#### [Exercise description]
Extract all of the entries and set them down verbatim.

Supplied information start

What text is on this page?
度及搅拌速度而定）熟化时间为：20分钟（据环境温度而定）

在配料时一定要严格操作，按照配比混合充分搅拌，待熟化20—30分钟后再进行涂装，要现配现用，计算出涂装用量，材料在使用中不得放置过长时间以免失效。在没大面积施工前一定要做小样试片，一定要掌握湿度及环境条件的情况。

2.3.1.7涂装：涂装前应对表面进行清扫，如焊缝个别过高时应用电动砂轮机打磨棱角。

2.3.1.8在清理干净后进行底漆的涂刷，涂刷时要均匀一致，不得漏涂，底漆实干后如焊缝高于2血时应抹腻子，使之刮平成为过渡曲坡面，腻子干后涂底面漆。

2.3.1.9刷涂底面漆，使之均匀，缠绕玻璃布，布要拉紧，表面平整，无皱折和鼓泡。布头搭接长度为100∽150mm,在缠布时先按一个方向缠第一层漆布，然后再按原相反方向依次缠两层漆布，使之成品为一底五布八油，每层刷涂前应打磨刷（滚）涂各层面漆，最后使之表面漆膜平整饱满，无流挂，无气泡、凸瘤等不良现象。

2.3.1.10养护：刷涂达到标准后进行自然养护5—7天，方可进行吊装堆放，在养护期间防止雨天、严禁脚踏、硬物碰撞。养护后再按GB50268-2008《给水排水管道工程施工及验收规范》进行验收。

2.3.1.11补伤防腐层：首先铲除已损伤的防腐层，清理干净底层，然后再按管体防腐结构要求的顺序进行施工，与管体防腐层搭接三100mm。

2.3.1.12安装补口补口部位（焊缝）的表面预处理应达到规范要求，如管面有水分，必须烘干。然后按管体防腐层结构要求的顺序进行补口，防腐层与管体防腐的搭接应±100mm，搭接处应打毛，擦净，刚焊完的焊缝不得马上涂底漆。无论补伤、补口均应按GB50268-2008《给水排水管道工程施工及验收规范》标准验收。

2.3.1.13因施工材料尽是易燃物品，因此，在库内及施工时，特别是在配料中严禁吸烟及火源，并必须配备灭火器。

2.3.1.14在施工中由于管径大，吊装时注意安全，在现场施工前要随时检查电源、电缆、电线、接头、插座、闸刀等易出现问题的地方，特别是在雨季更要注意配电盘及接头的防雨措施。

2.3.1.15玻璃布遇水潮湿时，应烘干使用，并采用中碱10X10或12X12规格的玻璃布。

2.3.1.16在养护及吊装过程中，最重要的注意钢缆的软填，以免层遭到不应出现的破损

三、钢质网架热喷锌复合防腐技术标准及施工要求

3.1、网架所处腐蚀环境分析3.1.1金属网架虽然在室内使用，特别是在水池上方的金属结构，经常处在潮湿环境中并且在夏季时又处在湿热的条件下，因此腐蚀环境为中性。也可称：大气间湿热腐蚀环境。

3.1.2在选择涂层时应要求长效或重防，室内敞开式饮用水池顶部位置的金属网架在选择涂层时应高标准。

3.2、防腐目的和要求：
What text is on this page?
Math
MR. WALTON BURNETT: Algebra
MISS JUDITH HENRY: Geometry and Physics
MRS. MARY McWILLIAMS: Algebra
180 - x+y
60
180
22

Supplied information end

#### [Written response]
What text is on this page?
度及搅拌速度而定）熟化时间为：20分钟（据环境温度而定）

在配料时一定要严格操作，按照配比混合充分搅拌，待熟化20—30分钟后再进行涂装，要现配现用，计算出涂装用量，材料在使用中不得放置过长时间以免失效。在没大面积施工前一定要做小样试片，一定要掌握湿度及环境条件的情况。

2.3.1.7涂装：涂装前应对表面进行清扫，如焊缝个别过高时应用电动砂轮机打磨棱角。

2.3.1.8在清理干净后进行底漆的涂刷，涂刷时要均匀一致，不得漏涂，底漆实干后如焊缝高于2血时应抹腻子，使之刮平成为过渡曲坡面，腻子干后涂底面漆。

2.3.1.9刷涂底面漆，使之均匀，缠绕玻璃布，布要拉紧，表面平整，无皱折和鼓泡。布头搭接长度为100∽150mm,在缠布时先按一个方向缠第一层漆布，然后再按原相反方向依次缠两层漆布，使之成品为一底五布八油，每层刷涂前应打磨刷（滚）涂各层面漆，最后使之表面漆膜平整饱满，无流挂，无气泡、凸瘤等不良现象。

2.3.1.10养护：刷涂达到标准后进行自然养护5—7天，方可进行吊装堆放，在养护期间防止雨天、严禁脚踏、硬物碰撞。养护后再按GB50268-2008《给水排水管道工程施工及验收规范》进行验收。

2.3.1.11补伤防腐层：首先铲除已损伤的防腐层，清理干净底层，然后再按管体防腐结构要求的顺序进行施工，与管体防腐层搭接三100mm。

2.3.1.12安装补口补口部位（焊缝）的表面预处理应达到规范要求，如管面有水分，必须烘干。然后按管体防腐层结构要求的顺序进行补口，防腐层与管体防腐的搭接应±100mm，搭接处应打毛，擦净，刚焊完的焊缝不得马上涂底漆。无论补伤、补口均应按GB50268-2008《给水排水管道工程施工及验收规范》标准验收。

2.3.1.13因施工材料尽是易燃物品，因此，在库内及施工时，特别是在配料中严禁吸烟及火源，并必须配备灭火器。

2.3.1.14在施工中由于管径大，吊装时注意安全，在现场施工前要随时检查电源、电缆、电线、接头、插座、闸刀等易出现问题的地方，特别是在雨季更要注意配电盘及接头的防雨措施。

2.3.1.15玻璃布遇水潮湿时，应烘干使用，并采用中碱10X10或12X12规格的玻璃布。

2.3.1.16在养护及吊装过程中，最重要的注意钢缆的软填，以免层遭到不应出现的破损

三、钢质网架热喷锌复合防腐技术标准及施工要求

3.1、网架所处腐蚀环境分析3.1.1金属网架虽然在室内使用，特别是在水池上方的金属结构，经常处在潮湿环境中并且在夏季时又处在湿热的条件下，因此腐蚀环境为中性。也可称：大气间湿热腐蚀环境。

3.1.2在选择涂层时应要求长效或重防，室内敞开式饮用水池顶部位置的金属网架在选择涂层时应高标准。

3.2、防腐目的和要求：
What text is on this page?
Math
MR. WALTON BURNETT: Algebra
MISS JUDITH HENRY: Geometry and Physics
MRS. MARY McWILLIAMS: Algebra
180 - x+y
60
180
22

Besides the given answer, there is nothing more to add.